» **DIRECTIVE**:
The records are to be restated in their entirety, word for word.

(Extracted records)
=======

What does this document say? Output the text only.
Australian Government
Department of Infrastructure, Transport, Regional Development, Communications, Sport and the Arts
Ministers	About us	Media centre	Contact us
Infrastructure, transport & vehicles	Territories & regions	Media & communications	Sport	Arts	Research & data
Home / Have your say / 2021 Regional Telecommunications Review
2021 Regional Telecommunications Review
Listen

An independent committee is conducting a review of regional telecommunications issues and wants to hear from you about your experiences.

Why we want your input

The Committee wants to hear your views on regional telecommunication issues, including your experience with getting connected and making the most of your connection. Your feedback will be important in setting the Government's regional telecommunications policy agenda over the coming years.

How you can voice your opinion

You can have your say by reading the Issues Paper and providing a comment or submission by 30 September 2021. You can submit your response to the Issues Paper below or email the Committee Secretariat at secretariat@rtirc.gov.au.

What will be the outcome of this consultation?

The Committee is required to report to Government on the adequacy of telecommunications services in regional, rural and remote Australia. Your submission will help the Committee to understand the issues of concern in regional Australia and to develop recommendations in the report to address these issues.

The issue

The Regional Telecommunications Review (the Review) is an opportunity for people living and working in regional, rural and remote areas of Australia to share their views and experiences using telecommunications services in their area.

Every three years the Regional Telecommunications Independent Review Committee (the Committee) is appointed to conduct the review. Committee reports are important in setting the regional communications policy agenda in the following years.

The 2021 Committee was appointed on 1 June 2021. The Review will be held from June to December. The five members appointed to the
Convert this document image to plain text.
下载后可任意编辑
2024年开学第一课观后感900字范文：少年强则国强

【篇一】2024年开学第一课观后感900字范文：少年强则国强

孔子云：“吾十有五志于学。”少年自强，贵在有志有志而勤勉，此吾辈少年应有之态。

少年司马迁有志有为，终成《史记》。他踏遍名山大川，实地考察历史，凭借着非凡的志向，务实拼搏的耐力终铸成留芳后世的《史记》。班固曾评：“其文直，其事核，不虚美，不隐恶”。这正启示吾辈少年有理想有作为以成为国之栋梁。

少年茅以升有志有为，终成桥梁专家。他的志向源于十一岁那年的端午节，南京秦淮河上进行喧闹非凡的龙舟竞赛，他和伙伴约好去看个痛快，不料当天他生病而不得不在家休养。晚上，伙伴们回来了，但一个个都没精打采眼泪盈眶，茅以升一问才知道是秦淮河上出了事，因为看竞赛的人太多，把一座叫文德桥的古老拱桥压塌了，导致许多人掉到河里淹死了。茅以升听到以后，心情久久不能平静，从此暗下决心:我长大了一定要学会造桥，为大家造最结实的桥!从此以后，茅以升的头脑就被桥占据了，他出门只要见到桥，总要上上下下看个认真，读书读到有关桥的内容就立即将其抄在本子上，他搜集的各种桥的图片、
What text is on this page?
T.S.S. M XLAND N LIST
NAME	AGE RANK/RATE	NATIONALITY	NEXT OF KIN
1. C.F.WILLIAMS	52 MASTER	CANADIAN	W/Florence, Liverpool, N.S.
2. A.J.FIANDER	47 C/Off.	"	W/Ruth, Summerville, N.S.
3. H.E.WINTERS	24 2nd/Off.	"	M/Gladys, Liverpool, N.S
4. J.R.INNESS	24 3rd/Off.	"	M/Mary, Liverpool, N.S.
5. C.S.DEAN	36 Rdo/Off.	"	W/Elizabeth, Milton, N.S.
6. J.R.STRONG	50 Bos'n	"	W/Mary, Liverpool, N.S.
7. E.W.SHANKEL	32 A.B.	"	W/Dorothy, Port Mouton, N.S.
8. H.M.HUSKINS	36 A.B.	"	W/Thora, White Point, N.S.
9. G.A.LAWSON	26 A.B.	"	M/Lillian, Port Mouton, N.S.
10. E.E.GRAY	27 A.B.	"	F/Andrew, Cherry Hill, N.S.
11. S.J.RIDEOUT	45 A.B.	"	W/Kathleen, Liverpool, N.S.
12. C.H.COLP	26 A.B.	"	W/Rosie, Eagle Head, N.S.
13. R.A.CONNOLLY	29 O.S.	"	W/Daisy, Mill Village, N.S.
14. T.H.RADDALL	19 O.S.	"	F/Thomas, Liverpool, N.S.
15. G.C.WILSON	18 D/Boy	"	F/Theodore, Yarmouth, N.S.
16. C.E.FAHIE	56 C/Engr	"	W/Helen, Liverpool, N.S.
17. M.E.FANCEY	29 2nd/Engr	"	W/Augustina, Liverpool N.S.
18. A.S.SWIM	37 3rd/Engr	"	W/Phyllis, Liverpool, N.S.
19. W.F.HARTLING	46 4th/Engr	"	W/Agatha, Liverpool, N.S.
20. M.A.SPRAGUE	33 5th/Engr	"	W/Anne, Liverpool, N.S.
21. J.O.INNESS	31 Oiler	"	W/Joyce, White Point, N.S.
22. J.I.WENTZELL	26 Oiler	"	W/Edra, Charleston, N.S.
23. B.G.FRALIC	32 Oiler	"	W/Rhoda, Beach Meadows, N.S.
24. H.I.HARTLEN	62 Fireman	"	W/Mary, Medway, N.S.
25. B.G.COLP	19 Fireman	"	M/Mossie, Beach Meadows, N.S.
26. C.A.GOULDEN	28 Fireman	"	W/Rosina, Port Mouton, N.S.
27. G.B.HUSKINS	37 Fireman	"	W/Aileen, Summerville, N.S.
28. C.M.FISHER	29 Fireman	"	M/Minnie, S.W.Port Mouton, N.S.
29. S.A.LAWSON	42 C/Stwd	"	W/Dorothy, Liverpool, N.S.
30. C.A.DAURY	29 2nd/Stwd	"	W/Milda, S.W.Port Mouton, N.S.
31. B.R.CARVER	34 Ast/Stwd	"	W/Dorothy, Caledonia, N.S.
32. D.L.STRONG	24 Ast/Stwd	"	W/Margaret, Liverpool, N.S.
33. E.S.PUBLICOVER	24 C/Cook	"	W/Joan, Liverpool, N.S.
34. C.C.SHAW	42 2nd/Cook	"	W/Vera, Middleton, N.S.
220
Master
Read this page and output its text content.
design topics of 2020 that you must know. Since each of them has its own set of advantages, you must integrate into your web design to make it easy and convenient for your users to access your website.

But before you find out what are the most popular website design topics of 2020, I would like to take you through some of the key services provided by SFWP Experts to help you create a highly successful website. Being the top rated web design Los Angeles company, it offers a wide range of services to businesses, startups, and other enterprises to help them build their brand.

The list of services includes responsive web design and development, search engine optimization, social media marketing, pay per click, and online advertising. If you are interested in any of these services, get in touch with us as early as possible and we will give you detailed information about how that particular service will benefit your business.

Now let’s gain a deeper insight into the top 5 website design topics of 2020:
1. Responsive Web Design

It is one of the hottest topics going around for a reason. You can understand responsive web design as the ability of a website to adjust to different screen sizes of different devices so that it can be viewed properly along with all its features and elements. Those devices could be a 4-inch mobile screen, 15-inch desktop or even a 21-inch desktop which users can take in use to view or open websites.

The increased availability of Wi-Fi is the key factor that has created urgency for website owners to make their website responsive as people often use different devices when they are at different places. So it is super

=======

» **SOLUTION TO THIS EXERCISE**:
What does this document say? Output the text only.
Australian Government
Department of Infrastructure, Transport, Regional Development, Communications, Sport and the Arts
Ministers	About us	Media centre	Contact us
Infrastructure, transport & vehicles	Territories & regions	Media & communications	Sport	Arts	Research & data
Home / Have your say / 2021 Regional Telecommunications Review
2021 Regional Telecommunications Review
Listen

An independent committee is conducting a review of regional telecommunications issues and wants to hear from you about your experiences.

Why we want your input

The Committee wants to hear your views on regional telecommunication issues, including your experience with getting connected and making the most of your connection. Your feedback will be important in setting the Government's regional telecommunications policy agenda over the coming years.

How you can voice your opinion

You can have your say by reading the Issues Paper and providing a comment or submission by 30 September 2021. You can submit your response to the Issues Paper below or email the Committee Secretariat at secretariat@rtirc.gov.au.

What will be the outcome of this consultation?

The Committee is required to report to Government on the adequacy of telecommunications services in regional, rural and remote Australia. Your submission will help the Committee to understand the issues of concern in regional Australia and to develop recommendations in the report to address these issues.

The issue

The Regional Telecommunications Review (the Review) is an opportunity for people living and working in regional, rural and remote areas of Australia to share their views and experiences using telecommunications services in their area.

Every three years the Regional Telecommunications Independent Review Committee (the Committee) is appointed to conduct the review. Committee reports are important in setting the regional communications policy agenda in the following years.

The 2021 Committee was appointed on 1 June 2021. The Review will be held from June to December. The five members appointed to the
Convert this document image to plain text.
下载后可任意编辑
2024年开学第一课观后感900字范文：少年强则国强

【篇一】2024年开学第一课观后感900字范文：少年强则国强

孔子云：“吾十有五志于学。”少年自强，贵在有志有志而勤勉，此吾辈少年应有之态。

少年司马迁有志有为，终成《史记》。他踏遍名山大川，实地考察历史，凭借着非凡的志向，务实拼搏的耐力终铸成留芳后世的《史记》。班固曾评：“其文直，其事核，不虚美，不隐恶”。这正启示吾辈少年有理想有作为以成为国之栋梁。

少年茅以升有志有为，终成桥梁专家。他的志向源于十一岁那年的端午节，南京秦淮河上进行喧闹非凡的龙舟竞赛，他和伙伴约好去看个痛快，不料当天他生病而不得不在家休养。晚上，伙伴们回来了，但一个个都没精打采眼泪盈眶，茅以升一问才知道是秦淮河上出了事，因为看竞赛的人太多，把一座叫文德桥的古老拱桥压塌了，导致许多人掉到河里淹死了。茅以升听到以后，心情久久不能平静，从此暗下决心:我长大了一定要学会造桥，为大家造最结实的桥!从此以后，茅以升的头脑就被桥占据了，他出门只要见到桥，总要上上下下看个认真，读书读到有关桥的内容就立即将其抄在本子上，他搜集的各种桥的图片、
What text is on this page?
T.S.S. M XLAND N LIST
NAME	AGE RANK/RATE	NATIONALITY	NEXT OF KIN
1. C.F.WILLIAMS	52 MASTER	CANADIAN	W/Florence, Liverpool, N.S.
2. A.J.FIANDER	47 C/Off.	"	W/Ruth, Summerville, N.S.
3. H.E.WINTERS	24 2nd/Off.	"	M/Gladys, Liverpool, N.S
4. J.R.INNESS	24 3rd/Off.	"	M/Mary, Liverpool, N.S.
5. C.S.DEAN	36 Rdo/Off.	"	W/Elizabeth, Milton, N.S.
6. J.R.STRONG	50 Bos'n	"	W/Mary, Liverpool, N.S.
7. E.W.SHANKEL	32 A.B.	"	W/Dorothy, Port Mouton, N.S.
8. H.M.HUSKINS	36 A.B.	"	W/Thora, White Point, N.S.
9. G.A.LAWSON	26 A.B.	"	M/Lillian, Port Mouton, N.S.
10. E.E.GRAY	27 A.B.	"	F/Andrew, Cherry Hill, N.S.
11. S.J.RIDEOUT	45 A.B.	"	W/Kathleen, Liverpool, N.S.
12. C.H.COLP	26 A.B.	"	W/Rosie, Eagle Head, N.S.
13. R.A.CONNOLLY	29 O.S.	"	W/Daisy, Mill Village, N.S.
14. T.H.RADDALL	19 O.S.	"	F/Thomas, Liverpool, N.S.
15. G.C.WILSON	18 D/Boy	"	F/Theodore, Yarmouth, N.S.
16. C.E.FAHIE	56 C/Engr	"	W/Helen, Liverpool, N.S.
17. M.E.FANCEY	29 2nd/Engr	"	W/Augustina, Liverpool N.S.
18. A.S.SWIM	37 3rd/Engr	"	W/Phyllis, Liverpool, N.S.
19. W.F.HARTLING	46 4th/Engr	"	W/Agatha, Liverpool, N.S.
20. M.A.SPRAGUE	33 5th/Engr	"	W/Anne, Liverpool, N.S.
21. J.O.INNESS	31 Oiler	"	W/Joyce, White Point, N.S.
22. J.I.WENTZELL	26 Oiler	"	W/Edra, Charleston, N.S.
23. B.G.FRALIC	32 Oiler	"	W/Rhoda, Beach Meadows, N.S.
24. H.I.HARTLEN	62 Fireman	"	W/Mary, Medway, N.S.
25. B.G.COLP	19 Fireman	"	M/Mossie, Beach Meadows, N.S.
26. C.A.GOULDEN	28 Fireman	"	W/Rosina, Port Mouton, N.S.
27. G.B.HUSKINS	37 Fireman	"	W/Aileen, Summerville, N.S.
28. C.M.FISHER	29 Fireman	"	M/Minnie, S.W.Port Mouton, N.S.
29. S.A.LAWSON	42 C/Stwd	"	W/Dorothy, Liverpool, N.S.
30. C.A.DAURY	29 2nd/Stwd	"	W/Milda, S.W.Port Mouton, N.S.
31. B.R.CARVER	34 Ast/Stwd	"	W/Dorothy, Caledonia, N.S.
32. D.L.STRONG	24 Ast/Stwd	"	W/Margaret, Liverpool, N.S.
33. E.S.PUBLICOVER	24 C/Cook	"	W/Joan, Liverpool, N.S.
34. C.C.SHAW	42 2nd/Cook	"	W/Vera, Middleton, N.S.
220
Master
Read this page and output its text content.
design topics of 2020 that you must know. Since each of them has its own set of advantages, you must integrate into your web design to make it easy and convenient for your users to access your website.

But before you find out what are the most popular website design topics of 2020, I would like to take you through some of the key services provided by SFWP Experts to help you create a highly successful website. Being the top rated web design Los Angeles company, it offers a wide range of services to businesses, startups, and other enterprises to help them build their brand.

The list of services includes responsive web design and development, search engine optimization, social media marketing, pay per click, and online advertising. If you are interested in any of these services, get in touch with us as early as possible and we will give you detailed information about how that particular service will benefit your business.

Now let’s gain a deeper insight into the top 5 website design topics of 2020:
1. Responsive Web Design

It is one of the hottest topics going around for a reason. You can understand responsive web design as the ability of a website to adjust to different screen sizes of different devices so that it can be viewed properly along with all its features and elements. Those devices could be a 4-inch mobile screen, 15-inch desktop or even a 21-inch desktop which users can take in use to view or open websites.

The increased availability of Wi-Fi is the key factor that has created urgency for website owners to make their website responsive as people often use different devices when they are at different places. So it is super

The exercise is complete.